+++ Tekst dokumentu

By uprzyjemnić czas... :)

poniedziałek, 19 sierpnia 2013

Witam ! 

   Po dosyć intensywnym weekendzie (jak dla mnie nawet za bardzo :P) przyszedł czas na odpoczynek... I to dosłownie od wszystkiego, bo dzisiejszego dnia nie mam zamiaru robić nic, co powinnam ;) Co jakiś czas taki dzień przyda się każdemu, więc i mnie się należy... 
   A skoro mowa o rzeczach przyjemnych i pozwalających odpocząć to nie mogłabym nie napisać parę słów o czymś, co dla mnie jest najlepszym sposobem na relaks. Tak więc - dzisiaj o książkach :) Odkąd pamiętam uwielbiam czytać. Zdaję sobie sprawę, że w dzisiejszych czasach nie jest to popularna rozrywka, ale dla mnie to naprawdę idealny sposób na umilenie sobie czasu. Szczególnie w takie dni jak dzisiaj, kiedy pogoda pokazuje swoje humory, a mężczyzna poza domem (wiadomo ryby :)). Spędzenie kilku godzin z książką pod kocem jest zatem idealnym rozwiązanie na dzisiejsze popołudnie.
    Poniżej znajdziecie kilka zdjęć książek, które aktualnie znajdują się na moich półkach. Nie jest tego wiele, duża część mojej kolekcji została w domu rodziców. Chętnie bym je przytargała do obecnego mieszkania, ale wolę nie narażać się narzeczonemu, który już z zamontowaniem dwóch skromnych półek miał problem, bo "przecież to nie potrzebne". Po wysłuchaniu marudzenia postawiłam jednak na swoim i mam miejsce chociaż na te parę pozycji z mojego zbioru. Jestem też pewna, że z czasem wygospodaruję sobie więcej miejsca :)
Tymczasem podzielę się tym, co mam i opowiem o kilku z moich ulubionych książek. Pozdrawiam :)


 Wyproszone półeczki :) 
 Moja pierwsza książka tego autora, która spowodowała, że zakupiłam dwie kolejne. Naprawdę fajnie napisana, Llosa ma niepowtarzalny styl, a jego książki wprowadzają w niezwykły klimat. Szelmostwa niegrzecznej dziewczynki to moim zdaniem jedna z lżejszych pozycji autora, polecam!

++++++
+++ Dane do zadania

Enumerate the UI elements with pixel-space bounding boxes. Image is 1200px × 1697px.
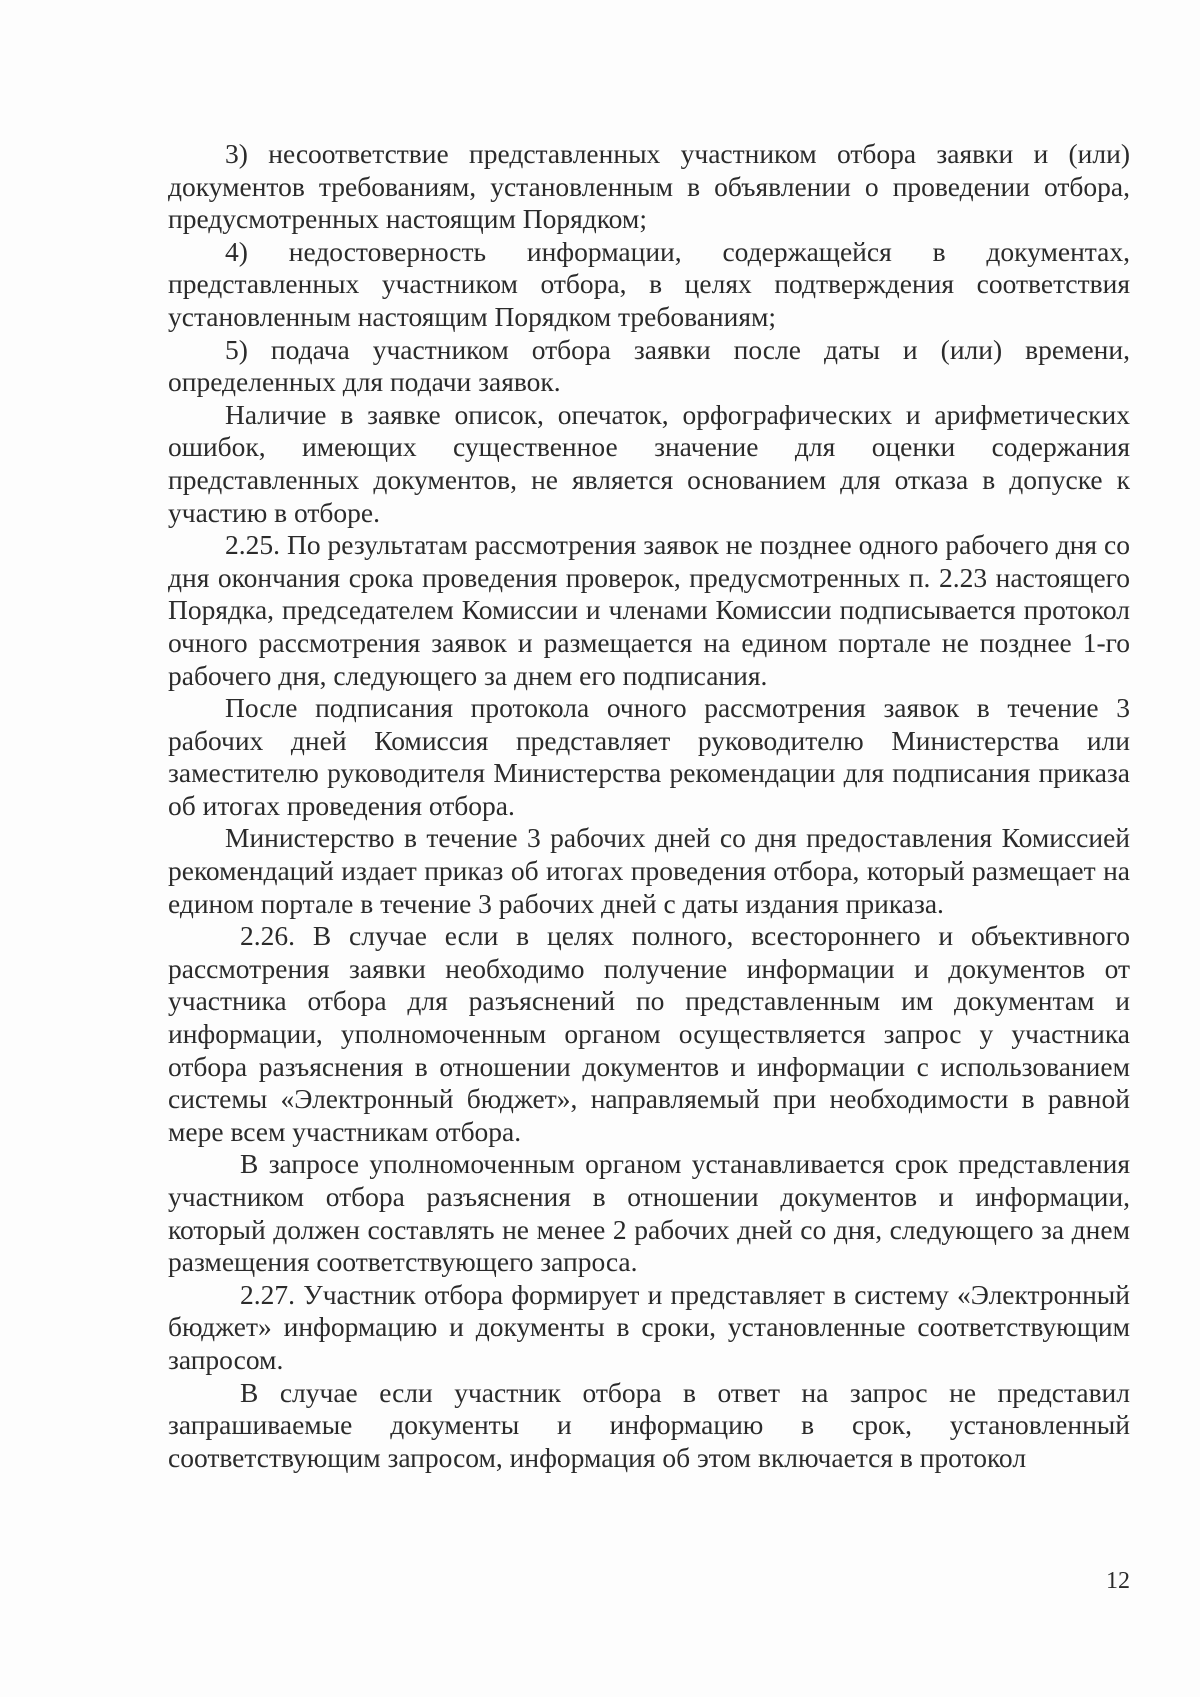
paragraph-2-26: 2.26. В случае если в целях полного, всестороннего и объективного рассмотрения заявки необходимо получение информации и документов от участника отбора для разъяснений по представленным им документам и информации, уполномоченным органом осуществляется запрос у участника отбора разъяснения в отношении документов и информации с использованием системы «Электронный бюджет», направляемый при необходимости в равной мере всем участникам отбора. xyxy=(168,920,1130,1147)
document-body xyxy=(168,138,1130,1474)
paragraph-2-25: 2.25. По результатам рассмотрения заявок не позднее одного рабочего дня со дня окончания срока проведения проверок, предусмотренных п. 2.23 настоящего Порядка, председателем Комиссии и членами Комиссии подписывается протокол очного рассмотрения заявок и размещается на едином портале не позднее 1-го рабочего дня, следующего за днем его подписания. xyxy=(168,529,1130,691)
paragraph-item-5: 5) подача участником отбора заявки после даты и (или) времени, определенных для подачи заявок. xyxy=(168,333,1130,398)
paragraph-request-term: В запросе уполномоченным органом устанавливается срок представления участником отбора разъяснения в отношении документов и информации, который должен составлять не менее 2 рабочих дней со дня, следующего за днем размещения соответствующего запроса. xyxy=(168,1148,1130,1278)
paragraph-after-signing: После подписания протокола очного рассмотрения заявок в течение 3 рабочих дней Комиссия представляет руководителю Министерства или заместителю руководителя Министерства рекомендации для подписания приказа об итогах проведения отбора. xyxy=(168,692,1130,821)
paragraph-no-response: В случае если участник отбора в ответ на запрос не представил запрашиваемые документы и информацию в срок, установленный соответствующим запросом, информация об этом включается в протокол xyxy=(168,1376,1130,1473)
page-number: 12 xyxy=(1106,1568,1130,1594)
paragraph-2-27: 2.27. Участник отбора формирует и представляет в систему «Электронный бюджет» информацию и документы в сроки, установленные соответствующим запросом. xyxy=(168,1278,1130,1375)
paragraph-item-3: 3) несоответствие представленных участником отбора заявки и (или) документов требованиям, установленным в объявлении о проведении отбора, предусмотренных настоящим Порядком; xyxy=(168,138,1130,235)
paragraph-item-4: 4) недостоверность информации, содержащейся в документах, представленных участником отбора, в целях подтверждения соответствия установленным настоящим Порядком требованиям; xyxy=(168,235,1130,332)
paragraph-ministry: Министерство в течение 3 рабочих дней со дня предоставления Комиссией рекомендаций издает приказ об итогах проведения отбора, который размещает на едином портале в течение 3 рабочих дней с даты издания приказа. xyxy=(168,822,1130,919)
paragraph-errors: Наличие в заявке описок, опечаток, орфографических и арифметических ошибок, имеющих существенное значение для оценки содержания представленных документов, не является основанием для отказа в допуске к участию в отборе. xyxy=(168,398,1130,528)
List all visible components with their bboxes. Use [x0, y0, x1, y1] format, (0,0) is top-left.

++++++
+++ Dane do zadania

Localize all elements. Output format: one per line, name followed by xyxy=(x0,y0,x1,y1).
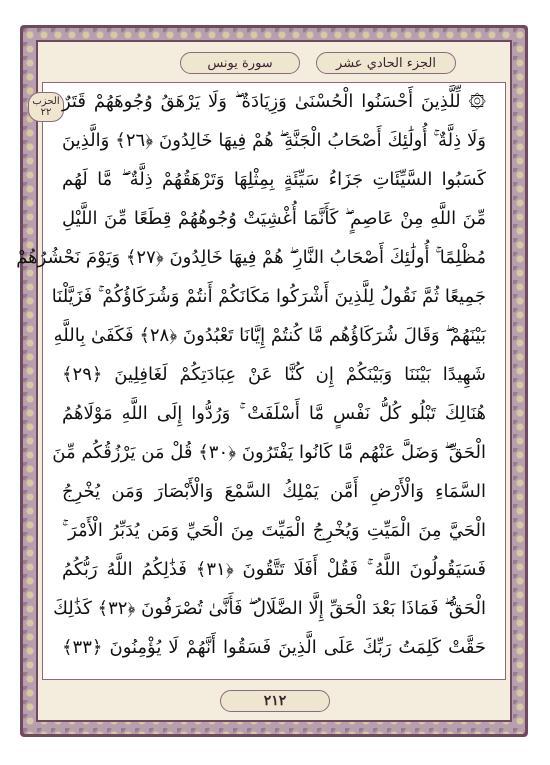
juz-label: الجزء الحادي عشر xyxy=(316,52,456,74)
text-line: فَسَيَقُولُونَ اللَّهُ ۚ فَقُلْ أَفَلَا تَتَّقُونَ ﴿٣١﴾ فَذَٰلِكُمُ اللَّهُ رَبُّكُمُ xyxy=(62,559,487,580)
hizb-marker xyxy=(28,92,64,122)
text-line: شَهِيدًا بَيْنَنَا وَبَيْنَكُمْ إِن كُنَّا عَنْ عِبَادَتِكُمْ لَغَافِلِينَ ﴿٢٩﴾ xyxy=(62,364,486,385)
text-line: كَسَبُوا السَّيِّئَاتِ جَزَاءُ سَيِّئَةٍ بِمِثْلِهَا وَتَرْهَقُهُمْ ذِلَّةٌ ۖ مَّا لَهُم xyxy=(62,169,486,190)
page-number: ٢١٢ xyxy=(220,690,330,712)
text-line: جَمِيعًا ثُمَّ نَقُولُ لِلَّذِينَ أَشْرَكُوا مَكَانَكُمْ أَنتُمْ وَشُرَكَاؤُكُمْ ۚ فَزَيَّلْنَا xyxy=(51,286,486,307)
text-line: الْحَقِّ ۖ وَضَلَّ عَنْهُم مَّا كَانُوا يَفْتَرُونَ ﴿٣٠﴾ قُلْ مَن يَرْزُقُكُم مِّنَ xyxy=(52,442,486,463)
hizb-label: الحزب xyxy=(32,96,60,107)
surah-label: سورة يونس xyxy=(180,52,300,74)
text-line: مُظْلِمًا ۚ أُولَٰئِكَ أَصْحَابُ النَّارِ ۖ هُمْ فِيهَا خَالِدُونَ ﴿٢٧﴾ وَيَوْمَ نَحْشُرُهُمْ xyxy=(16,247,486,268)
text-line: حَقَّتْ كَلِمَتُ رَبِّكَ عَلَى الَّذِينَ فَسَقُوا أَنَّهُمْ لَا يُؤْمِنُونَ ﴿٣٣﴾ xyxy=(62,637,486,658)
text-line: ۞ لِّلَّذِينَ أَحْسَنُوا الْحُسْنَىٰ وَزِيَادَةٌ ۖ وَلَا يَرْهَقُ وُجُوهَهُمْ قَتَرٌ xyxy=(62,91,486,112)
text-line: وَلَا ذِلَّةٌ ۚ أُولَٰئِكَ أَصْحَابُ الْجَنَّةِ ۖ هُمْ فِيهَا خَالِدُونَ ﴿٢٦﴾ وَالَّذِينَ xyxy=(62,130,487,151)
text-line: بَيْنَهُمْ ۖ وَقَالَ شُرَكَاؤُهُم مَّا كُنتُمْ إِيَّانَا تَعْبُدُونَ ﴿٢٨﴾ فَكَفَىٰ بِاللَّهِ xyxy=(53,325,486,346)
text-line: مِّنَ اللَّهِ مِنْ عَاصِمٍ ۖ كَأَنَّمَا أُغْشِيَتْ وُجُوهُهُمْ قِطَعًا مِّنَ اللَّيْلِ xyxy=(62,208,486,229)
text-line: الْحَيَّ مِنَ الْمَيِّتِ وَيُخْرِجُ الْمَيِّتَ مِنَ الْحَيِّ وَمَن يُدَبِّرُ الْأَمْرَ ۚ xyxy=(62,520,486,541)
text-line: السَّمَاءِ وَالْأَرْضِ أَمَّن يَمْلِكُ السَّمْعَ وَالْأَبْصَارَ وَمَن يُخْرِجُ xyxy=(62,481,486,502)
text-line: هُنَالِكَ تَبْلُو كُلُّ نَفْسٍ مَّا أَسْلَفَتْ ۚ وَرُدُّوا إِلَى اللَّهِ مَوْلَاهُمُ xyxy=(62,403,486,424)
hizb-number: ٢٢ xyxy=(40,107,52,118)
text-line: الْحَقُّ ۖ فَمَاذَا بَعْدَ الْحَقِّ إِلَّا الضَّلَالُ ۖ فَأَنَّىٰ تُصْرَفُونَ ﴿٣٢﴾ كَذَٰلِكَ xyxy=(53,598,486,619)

++++++
+++ Dane do zadania

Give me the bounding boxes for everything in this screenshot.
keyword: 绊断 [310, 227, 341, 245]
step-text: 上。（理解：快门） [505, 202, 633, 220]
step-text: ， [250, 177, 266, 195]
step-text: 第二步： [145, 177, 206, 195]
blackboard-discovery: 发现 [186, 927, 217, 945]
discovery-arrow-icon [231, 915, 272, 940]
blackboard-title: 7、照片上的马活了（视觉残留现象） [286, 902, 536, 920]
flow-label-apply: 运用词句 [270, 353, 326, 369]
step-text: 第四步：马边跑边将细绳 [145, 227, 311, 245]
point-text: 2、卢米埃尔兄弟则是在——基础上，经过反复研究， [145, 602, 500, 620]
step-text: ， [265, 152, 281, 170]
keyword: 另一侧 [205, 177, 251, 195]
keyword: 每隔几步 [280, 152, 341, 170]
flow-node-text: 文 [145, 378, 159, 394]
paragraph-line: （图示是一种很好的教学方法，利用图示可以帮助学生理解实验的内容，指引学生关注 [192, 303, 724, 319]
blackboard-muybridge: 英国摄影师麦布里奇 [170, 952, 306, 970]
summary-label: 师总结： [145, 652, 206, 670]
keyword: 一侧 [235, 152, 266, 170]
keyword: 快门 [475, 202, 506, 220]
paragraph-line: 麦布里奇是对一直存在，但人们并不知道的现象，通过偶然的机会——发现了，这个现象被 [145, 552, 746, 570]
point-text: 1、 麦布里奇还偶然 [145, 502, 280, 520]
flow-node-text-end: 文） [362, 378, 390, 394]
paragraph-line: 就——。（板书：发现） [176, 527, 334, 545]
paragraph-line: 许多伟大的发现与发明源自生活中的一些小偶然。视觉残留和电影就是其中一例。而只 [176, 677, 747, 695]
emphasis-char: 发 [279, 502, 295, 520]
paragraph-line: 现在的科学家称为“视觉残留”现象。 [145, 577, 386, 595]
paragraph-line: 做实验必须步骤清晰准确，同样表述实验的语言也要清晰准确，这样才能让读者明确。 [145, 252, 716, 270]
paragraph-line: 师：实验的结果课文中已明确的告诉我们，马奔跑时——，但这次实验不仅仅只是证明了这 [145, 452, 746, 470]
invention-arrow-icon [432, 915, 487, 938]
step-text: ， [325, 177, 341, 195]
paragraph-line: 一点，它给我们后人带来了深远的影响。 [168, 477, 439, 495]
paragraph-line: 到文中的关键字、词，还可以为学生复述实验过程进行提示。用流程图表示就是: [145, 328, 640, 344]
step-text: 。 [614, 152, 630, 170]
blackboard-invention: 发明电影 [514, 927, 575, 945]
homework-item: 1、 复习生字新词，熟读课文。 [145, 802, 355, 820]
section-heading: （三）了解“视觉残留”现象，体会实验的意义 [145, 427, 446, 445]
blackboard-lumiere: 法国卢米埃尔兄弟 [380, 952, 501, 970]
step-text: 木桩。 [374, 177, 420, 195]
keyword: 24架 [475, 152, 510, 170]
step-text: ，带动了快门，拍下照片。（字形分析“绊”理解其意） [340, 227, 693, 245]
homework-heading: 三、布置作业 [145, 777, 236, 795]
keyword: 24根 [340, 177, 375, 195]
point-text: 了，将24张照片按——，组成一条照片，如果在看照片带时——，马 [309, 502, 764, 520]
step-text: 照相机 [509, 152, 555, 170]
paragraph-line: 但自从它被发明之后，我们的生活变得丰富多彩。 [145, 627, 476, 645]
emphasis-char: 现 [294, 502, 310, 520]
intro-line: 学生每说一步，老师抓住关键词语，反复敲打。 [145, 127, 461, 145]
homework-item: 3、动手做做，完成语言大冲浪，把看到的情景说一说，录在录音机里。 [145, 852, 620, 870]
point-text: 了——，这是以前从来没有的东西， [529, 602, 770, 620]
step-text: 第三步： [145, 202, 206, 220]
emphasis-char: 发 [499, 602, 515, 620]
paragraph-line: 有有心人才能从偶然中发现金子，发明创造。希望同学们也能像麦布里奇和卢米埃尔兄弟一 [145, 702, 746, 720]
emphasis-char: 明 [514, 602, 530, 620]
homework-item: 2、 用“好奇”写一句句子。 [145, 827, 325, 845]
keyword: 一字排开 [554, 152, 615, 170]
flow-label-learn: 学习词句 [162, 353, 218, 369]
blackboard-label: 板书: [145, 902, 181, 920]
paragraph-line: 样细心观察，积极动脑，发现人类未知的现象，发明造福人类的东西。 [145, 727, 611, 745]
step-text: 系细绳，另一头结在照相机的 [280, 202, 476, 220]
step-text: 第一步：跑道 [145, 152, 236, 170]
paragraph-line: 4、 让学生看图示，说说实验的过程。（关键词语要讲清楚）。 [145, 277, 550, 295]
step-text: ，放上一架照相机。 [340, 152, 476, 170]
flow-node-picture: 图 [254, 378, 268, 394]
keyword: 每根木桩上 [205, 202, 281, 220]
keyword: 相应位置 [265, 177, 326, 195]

++++++

__Treść zadania A__: Przepisz z rekordów wiernie wiersze od tego, który zawiera „paragraph-2-26: 2.26. В”, do tego, który zawiera „document-body xyxy=(168,138,1130,1474)”, łącznie z oboma.
__Treść zadania B__: Dopisz dalszy ciąg wpisu o czytaniu książek, zaczynając po jego ostatnim zdaniu.

__Odpowiedź A__:
paragraph-2-26: 2.26. В случае если в целях полного, всестороннего и объективного рассмотрения заявки необходимо получение информации и документов от участника отбора для разъяснений по представленным им документам и информации, уполномоченным органом осуществляется запрос у участника отбора разъяснения в отношении документов и информации с использованием системы «Электронный бюджет», направляемый при необходимости в равной мере всем участникам отбора. xyxy=(168,920,1130,1147)
document-body xyxy=(168,138,1130,1474)

__Odpowiedź B__:
 Książka, którą otrzymałam w prezencie. Szczerze mówiąc nie spotkałam się wcześniej z tą autorką, nie byłam więc pewna, czego się spodziewać. W końcu na naprawdę dobry kryminał ciężko trafić. Zbrodniarz okazał się jednak świetnie napisany i tak wciągający, że nie mogłam się oderwać, czytałam nawet w towarzystwie :) Umiejscowienie akcji na dwóch płaszczyznach nadaje specyficzną dynamikę i dodaje tajemniczości zagadce tytułowego zbrodniarza.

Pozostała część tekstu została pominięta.